**To do:**
Copy each line of the data below with the word "Read".

**Records provided:**
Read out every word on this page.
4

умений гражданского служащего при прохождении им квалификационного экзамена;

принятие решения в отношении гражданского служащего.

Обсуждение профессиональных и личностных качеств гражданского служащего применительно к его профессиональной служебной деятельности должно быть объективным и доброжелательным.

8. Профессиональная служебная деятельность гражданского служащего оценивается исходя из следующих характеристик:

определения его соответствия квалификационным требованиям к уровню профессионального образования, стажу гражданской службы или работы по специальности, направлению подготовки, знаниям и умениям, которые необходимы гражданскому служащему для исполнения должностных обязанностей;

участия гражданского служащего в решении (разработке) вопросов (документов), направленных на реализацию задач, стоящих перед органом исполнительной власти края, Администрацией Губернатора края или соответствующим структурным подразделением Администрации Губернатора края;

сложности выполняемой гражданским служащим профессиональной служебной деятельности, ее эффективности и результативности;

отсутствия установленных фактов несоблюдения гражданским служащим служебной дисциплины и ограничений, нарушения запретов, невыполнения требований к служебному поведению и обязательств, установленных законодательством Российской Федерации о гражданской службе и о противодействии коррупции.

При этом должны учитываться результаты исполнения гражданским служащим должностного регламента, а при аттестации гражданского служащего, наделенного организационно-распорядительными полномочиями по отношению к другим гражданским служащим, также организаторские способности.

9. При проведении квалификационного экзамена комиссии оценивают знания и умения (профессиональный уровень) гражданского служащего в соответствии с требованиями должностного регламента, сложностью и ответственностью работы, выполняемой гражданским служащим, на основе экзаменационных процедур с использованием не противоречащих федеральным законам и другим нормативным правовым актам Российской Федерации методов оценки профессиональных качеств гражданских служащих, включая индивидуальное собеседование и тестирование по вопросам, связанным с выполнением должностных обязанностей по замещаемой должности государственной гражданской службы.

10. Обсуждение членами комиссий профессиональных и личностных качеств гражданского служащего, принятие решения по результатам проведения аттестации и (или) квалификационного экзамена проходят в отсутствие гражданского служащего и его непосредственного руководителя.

---

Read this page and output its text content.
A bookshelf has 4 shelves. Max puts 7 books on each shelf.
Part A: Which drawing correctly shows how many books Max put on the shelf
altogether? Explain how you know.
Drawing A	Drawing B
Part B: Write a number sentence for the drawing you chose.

**Final result:**
Read out every word on this page.
Read this page and output its text content.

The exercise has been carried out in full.